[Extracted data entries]
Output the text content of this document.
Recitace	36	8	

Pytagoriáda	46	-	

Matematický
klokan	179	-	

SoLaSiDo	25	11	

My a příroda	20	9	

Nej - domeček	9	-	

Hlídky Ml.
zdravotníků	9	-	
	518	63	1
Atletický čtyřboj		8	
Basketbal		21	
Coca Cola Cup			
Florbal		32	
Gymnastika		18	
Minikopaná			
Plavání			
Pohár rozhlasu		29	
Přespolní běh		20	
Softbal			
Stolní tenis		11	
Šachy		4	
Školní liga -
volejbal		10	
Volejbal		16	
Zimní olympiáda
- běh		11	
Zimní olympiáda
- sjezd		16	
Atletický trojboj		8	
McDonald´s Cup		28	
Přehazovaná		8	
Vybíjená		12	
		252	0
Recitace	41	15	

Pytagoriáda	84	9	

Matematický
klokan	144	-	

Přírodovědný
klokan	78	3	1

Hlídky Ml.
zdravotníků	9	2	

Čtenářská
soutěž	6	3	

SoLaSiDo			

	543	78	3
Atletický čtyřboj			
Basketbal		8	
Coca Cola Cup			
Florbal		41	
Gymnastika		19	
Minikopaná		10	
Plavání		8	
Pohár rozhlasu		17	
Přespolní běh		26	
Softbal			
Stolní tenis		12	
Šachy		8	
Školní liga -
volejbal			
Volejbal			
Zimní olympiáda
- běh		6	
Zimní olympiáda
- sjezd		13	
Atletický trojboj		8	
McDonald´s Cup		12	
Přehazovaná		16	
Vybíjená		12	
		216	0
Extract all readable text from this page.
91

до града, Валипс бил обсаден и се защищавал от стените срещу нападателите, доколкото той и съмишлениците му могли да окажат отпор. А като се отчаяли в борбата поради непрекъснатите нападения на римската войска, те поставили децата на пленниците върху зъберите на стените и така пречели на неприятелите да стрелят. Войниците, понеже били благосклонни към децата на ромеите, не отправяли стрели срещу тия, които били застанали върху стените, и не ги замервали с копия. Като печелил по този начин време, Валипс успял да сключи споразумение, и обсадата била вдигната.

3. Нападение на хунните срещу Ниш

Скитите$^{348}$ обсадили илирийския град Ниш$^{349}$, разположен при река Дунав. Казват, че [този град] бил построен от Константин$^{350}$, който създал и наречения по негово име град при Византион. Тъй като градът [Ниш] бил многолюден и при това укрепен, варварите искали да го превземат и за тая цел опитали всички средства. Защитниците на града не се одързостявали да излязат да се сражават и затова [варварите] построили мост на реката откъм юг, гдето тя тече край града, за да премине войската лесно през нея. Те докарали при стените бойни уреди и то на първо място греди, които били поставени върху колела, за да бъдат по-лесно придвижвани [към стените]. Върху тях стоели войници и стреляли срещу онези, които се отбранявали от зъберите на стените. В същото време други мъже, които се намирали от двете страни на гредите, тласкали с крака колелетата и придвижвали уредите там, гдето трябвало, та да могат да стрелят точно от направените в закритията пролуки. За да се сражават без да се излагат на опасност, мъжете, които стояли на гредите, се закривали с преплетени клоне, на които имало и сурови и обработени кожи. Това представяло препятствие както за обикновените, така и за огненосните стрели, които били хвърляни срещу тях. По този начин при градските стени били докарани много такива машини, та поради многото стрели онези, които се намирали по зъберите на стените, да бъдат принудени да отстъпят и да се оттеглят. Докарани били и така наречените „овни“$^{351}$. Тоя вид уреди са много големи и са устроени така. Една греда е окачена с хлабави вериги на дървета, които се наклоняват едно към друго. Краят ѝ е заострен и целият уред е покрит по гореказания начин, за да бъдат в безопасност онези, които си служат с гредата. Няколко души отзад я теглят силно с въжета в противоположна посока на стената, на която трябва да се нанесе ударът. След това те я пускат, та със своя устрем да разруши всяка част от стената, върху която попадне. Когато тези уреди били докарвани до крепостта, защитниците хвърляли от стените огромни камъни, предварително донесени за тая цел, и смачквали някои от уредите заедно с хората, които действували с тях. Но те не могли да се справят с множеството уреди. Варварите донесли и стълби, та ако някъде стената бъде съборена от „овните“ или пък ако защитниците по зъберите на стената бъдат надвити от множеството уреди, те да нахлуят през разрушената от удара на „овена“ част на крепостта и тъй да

• [CHALLENGE]:
Set down the listing in full, keeping every word exactly as it is.

• [WRITTEN RESPONSE]:
Output the text content of this document.
Recitace	36	8	

Pytagoriáda	46	-	

Matematický
klokan	179	-	

SoLaSiDo	25	11	

My a příroda	20	9	

Nej - domeček	9	-	

Hlídky Ml.
zdravotníků	9	-	
	518	63	1
Atletický čtyřboj		8	
Basketbal		21	
Coca Cola Cup			
Florbal		32	
Gymnastika		18	
Minikopaná			
Plavání			
Pohár rozhlasu		29	
Přespolní běh		20	
Softbal			
Stolní tenis		11	
Šachy		4	
Školní liga -
volejbal		10	
Volejbal		16	
Zimní olympiáda
- běh		11	
Zimní olympiáda
- sjezd		16	
Atletický trojboj		8	
McDonald´s Cup		28	
Přehazovaná		8	
Vybíjená		12	
		252	0
Recitace	41	15	

Pytagoriáda	84	9	

Matematický
klokan	144	-	

Přírodovědný
klokan	78	3	1

Hlídky Ml.
zdravotníků	9	2	

Čtenářská
soutěž	6	3	

SoLaSiDo			

	543	78	3
Atletický čtyřboj			
Basketbal		8	
Coca Cola Cup			
Florbal		41	
Gymnastika		19	
Minikopaná		10	
Plavání		8	
Pohár rozhlasu		17	
Přespolní běh		26	
Softbal			
Stolní tenis		12	
Šachy		8	
Školní liga -
volejbal			
Volejbal			
Zimní olympiáda
- běh		6	
Zimní olympiáda
- sjezd		13	
Atletický trojboj		8	
McDonald´s Cup		12	
Přehazovaná		16	
Vybíjená		12	
		216	0
Extract all readable text from this page.
91

до града, Валипс бил обсаден и се защищавал от стените срещу нападателите, доколкото той и съмишлениците му могли да окажат отпор. А като се отчаяли в борбата поради непрекъснатите нападения на римската войска, те поставили децата на пленниците върху зъберите на стените и така пречели на неприятелите да стрелят. Войниците, понеже били благосклонни към децата на ромеите, не отправяли стрели срещу тия, които били застанали върху стените, и не ги замервали с копия. Като печелил по този начин време, Валипс успял да сключи споразумение, и обсадата била вдигната.

3. Нападение на хунните срещу Ниш

Скитите$^{348}$ обсадили илирийския град Ниш$^{349}$, разположен при река Дунав. Казват, че [този град] бил построен от Константин$^{350}$, който създал и наречения по негово име град при Византион. Тъй като градът [Ниш] бил многолюден и при това укрепен, варварите искали да го превземат и за тая цел опитали всички средства. Защитниците на града не се одързостявали да излязат да се сражават и затова [варварите] построили мост на реката откъм юг, гдето тя тече край града, за да премине войската лесно през нея. Те докарали при стените бойни уреди и то на първо място греди, които били поставени върху колела, за да бъдат по-лесно придвижвани [към стените]. Върху тях стоели войници и стреляли срещу онези, които се отбранявали от зъберите на стените. В същото време други мъже, които се намирали от двете страни на гредите, тласкали с крака колелетата и придвижвали уредите там, гдето трябвало, та да могат да стрелят точно от направените в закритията пролуки. За да се сражават без да се излагат на опасност, мъжете, които стояли на гредите, се закривали с преплетени клоне, на които имало и сурови и обработени кожи. Това представяло препятствие както за обикновените, така и за огненосните стрели, които били хвърляни срещу тях. По този начин при градските стени били докарани много такива машини, та поради многото стрели онези, които се намирали по зъберите на стените, да бъдат принудени да отстъпят и да се оттеглят. Докарани били и така наречените „овни“$^{351}$. Тоя вид уреди са много големи и са устроени така. Една греда е окачена с хлабави вериги на дървета, които се наклоняват едно към друго. Краят ѝ е заострен и целият уред е покрит по гореказания начин, за да бъдат в безопасност онези, които си служат с гредата. Няколко души отзад я теглят силно с въжета в противоположна посока на стената, на която трябва да се нанесе ударът. След това те я пускат, та със своя устрем да разруши всяка част от стената, върху която попадне. Когато тези уреди били докарвани до крепостта, защитниците хвърляли от стените огромни камъни, предварително донесени за тая цел, и смачквали някои от уредите заедно с хората, които действували с тях. Но те не могли да се справят с множеството уреди. Варварите донесли и стълби, та ако някъде стената бъде съборена от „овните“ или пък ако защитниците по зъберите на стената бъдат надвити от множеството уреди, те да нахлуят през разрушената от удара на „овена“ част на крепостта и тъй да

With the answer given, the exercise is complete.